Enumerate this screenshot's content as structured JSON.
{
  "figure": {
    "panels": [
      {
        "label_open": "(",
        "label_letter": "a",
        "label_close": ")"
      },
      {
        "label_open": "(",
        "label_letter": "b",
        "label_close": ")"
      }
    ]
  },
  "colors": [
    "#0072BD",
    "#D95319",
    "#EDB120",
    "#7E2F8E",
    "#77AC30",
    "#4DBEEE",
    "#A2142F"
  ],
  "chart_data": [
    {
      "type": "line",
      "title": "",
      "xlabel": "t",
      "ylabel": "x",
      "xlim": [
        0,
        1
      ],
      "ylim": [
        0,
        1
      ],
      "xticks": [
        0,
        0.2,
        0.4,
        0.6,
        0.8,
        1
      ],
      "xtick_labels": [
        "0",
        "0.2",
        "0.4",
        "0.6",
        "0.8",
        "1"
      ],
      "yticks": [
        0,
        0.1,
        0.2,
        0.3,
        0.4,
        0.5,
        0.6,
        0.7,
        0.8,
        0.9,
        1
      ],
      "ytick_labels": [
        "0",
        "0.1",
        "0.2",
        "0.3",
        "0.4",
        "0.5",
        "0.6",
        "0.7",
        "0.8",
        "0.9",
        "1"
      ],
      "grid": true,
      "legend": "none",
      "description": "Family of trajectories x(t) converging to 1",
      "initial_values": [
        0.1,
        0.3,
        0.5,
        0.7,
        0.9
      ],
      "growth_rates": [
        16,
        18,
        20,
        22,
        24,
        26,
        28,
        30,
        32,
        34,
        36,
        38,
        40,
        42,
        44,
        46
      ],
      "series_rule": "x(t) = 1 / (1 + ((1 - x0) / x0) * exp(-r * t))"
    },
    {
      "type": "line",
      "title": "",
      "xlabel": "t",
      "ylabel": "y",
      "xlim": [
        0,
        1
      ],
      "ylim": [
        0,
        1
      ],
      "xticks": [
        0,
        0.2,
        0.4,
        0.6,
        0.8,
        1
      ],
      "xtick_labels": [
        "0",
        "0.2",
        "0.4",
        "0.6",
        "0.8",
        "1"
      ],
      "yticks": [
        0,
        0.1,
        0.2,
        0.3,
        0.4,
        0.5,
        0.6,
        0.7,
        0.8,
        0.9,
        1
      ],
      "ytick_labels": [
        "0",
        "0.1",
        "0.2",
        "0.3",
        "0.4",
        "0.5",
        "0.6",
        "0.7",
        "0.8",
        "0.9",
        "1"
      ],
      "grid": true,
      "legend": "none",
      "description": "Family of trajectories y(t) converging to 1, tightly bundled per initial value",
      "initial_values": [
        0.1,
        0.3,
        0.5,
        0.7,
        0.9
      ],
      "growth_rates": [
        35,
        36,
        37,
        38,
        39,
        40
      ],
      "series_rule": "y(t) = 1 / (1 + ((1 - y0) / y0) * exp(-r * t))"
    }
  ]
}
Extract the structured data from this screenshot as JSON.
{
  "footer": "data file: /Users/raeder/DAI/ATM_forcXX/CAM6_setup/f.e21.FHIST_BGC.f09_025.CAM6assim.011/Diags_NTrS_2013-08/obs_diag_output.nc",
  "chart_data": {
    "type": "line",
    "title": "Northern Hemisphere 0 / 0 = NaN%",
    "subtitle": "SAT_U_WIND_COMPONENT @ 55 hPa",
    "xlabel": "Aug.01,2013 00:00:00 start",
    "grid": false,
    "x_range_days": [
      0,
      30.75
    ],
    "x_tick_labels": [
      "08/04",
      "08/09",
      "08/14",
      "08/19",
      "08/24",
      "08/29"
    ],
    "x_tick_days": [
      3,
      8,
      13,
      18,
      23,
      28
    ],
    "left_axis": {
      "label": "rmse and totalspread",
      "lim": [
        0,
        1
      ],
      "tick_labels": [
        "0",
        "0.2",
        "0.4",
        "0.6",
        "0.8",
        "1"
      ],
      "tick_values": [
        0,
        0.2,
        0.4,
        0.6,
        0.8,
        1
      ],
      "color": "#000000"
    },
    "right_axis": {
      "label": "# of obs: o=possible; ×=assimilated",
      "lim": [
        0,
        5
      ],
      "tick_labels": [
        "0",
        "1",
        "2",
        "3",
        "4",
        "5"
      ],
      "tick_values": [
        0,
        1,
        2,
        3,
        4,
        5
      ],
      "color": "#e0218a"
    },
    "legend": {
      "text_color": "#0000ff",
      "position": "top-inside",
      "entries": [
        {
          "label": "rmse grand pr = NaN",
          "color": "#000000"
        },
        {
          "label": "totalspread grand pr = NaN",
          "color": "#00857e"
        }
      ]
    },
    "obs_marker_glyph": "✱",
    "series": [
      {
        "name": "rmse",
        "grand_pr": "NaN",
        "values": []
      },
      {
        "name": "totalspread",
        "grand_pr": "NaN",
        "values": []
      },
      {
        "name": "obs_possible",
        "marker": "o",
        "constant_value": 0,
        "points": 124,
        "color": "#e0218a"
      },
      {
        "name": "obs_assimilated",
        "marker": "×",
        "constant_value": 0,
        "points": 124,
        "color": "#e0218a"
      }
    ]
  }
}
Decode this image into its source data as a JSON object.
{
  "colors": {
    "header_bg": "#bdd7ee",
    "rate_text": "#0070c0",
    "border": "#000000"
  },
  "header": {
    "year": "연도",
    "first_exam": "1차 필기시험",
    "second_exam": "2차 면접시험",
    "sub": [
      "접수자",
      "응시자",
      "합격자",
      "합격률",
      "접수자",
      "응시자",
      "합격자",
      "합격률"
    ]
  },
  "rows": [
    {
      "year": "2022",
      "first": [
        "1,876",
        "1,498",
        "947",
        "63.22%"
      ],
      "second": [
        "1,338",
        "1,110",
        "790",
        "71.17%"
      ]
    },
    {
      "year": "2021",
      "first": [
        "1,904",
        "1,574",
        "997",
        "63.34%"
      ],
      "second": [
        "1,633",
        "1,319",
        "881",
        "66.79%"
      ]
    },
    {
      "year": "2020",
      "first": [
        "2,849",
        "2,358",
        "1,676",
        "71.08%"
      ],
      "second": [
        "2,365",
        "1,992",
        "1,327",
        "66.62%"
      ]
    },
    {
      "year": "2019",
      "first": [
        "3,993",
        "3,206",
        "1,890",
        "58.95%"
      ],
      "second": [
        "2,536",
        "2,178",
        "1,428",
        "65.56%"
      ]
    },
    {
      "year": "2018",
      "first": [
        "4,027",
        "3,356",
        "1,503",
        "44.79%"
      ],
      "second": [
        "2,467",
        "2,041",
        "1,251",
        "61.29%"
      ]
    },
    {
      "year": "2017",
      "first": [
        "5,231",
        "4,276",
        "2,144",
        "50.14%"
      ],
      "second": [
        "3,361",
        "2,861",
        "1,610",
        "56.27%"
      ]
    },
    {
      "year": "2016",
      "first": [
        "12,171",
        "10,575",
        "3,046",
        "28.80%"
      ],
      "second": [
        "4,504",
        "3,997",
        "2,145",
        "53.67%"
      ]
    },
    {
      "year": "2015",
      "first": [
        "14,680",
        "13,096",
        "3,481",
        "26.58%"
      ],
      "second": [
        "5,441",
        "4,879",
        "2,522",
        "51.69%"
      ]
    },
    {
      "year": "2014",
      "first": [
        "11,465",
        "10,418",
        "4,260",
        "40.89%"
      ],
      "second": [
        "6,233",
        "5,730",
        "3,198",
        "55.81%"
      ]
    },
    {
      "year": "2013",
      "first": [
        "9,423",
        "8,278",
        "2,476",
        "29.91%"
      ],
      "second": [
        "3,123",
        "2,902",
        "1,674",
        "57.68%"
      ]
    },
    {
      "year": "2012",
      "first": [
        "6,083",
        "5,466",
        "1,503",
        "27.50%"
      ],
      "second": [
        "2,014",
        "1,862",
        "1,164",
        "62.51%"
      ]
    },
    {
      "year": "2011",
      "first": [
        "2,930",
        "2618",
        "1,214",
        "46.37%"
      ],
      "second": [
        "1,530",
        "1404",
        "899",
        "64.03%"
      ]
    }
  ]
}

====

EXERCISE GOAL: In the material above, find each line that contains the word "trajectories", and select it.

SOLVED PROBLEM:
      "description": "Family of trajectories x(t) converging to 1",
      "description": "Family of trajectories y(t) converging to 1, tightly bundled per initial value",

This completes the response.